== Description of the task ==
Find the string "DRNK" and gather every line that holds it.

-*-

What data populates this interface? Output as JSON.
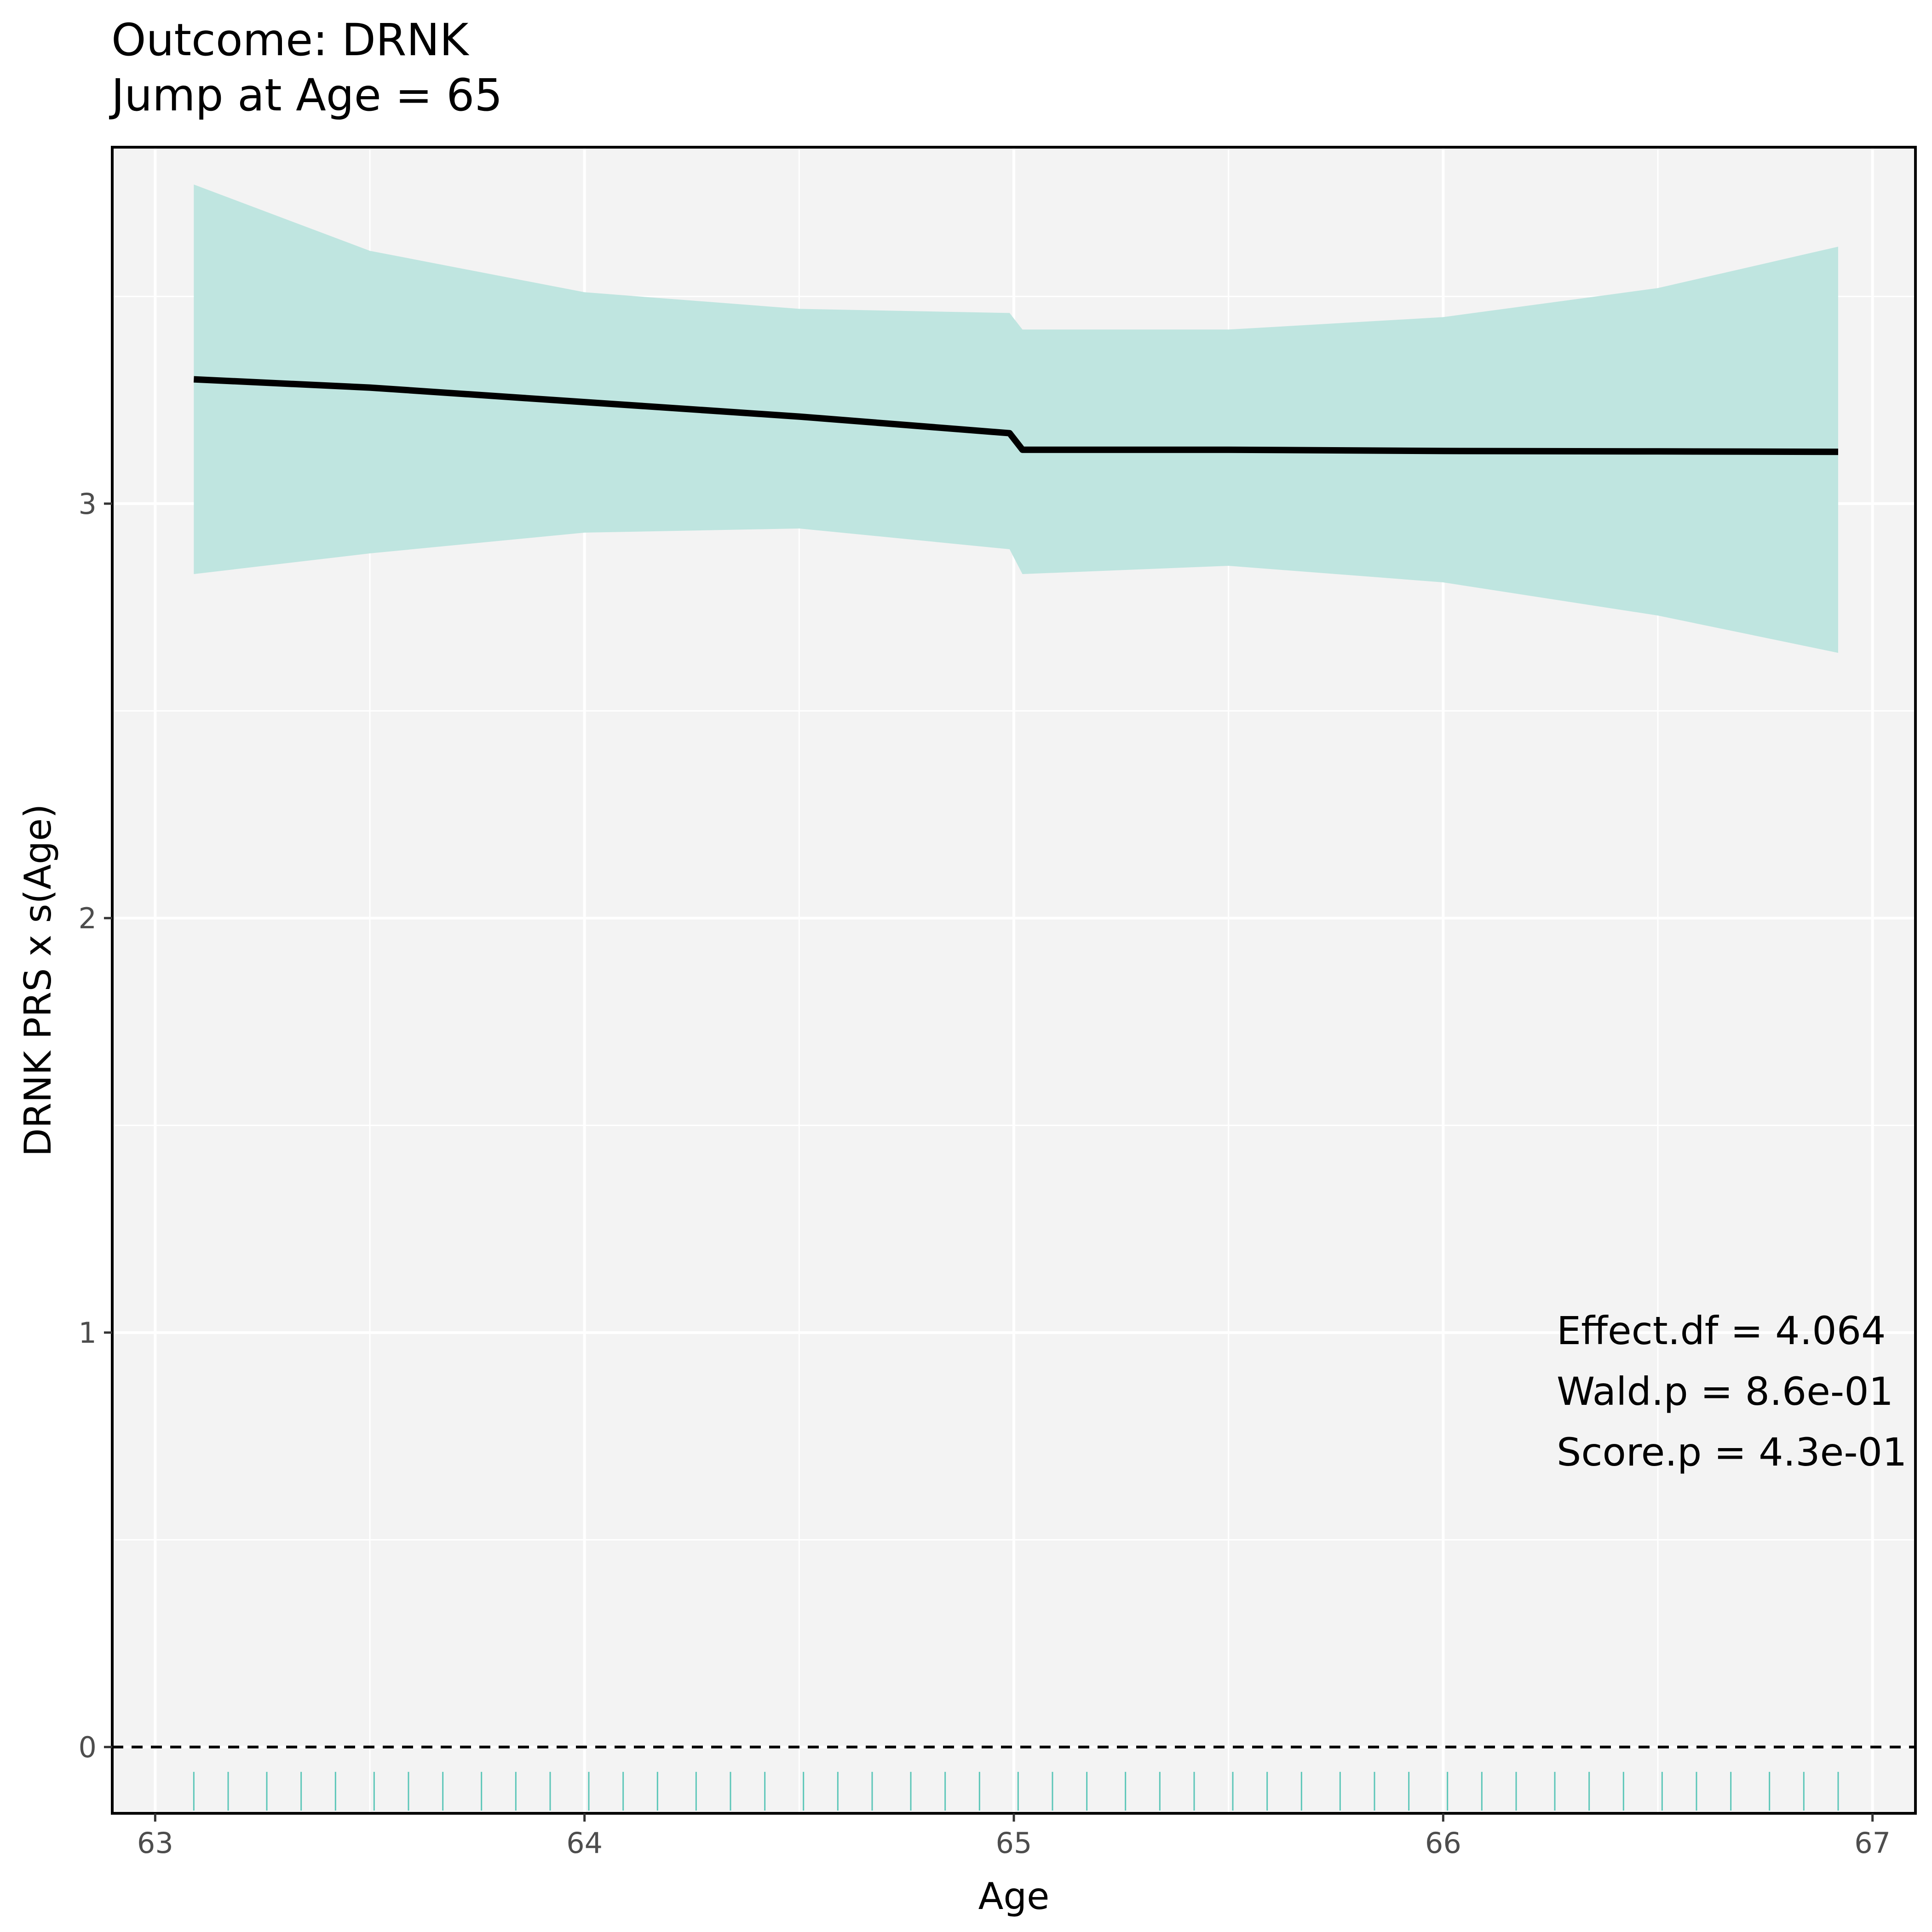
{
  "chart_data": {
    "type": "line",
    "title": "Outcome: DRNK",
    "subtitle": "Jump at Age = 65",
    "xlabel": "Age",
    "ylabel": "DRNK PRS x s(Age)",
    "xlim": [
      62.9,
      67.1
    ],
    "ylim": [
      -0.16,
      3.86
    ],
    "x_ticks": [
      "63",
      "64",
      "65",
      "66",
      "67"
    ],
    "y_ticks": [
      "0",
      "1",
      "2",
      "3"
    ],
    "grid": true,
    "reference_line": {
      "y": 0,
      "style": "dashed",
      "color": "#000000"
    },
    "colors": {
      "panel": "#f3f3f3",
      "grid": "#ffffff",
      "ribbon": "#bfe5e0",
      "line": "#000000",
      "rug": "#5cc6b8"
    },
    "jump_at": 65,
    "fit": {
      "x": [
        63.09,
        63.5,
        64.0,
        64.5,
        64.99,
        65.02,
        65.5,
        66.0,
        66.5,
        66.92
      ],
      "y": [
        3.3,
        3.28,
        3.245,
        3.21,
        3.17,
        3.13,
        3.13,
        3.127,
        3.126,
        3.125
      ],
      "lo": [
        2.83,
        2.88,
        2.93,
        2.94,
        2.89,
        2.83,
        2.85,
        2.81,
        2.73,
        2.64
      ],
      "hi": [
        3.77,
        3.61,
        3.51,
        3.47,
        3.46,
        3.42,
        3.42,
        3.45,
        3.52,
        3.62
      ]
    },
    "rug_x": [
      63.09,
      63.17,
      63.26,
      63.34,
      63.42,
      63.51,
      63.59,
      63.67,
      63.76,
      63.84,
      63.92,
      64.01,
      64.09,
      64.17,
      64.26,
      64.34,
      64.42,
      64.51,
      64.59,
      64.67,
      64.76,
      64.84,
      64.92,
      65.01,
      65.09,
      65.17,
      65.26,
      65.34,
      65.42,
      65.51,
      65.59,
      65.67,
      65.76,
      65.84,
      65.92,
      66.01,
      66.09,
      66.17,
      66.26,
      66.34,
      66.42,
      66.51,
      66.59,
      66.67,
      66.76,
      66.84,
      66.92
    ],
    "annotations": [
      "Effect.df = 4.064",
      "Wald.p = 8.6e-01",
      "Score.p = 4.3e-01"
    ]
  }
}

-*-

== The response ==
    "title": "Outcome: DRNK",
    "ylabel": "DRNK PRS x s(Age)",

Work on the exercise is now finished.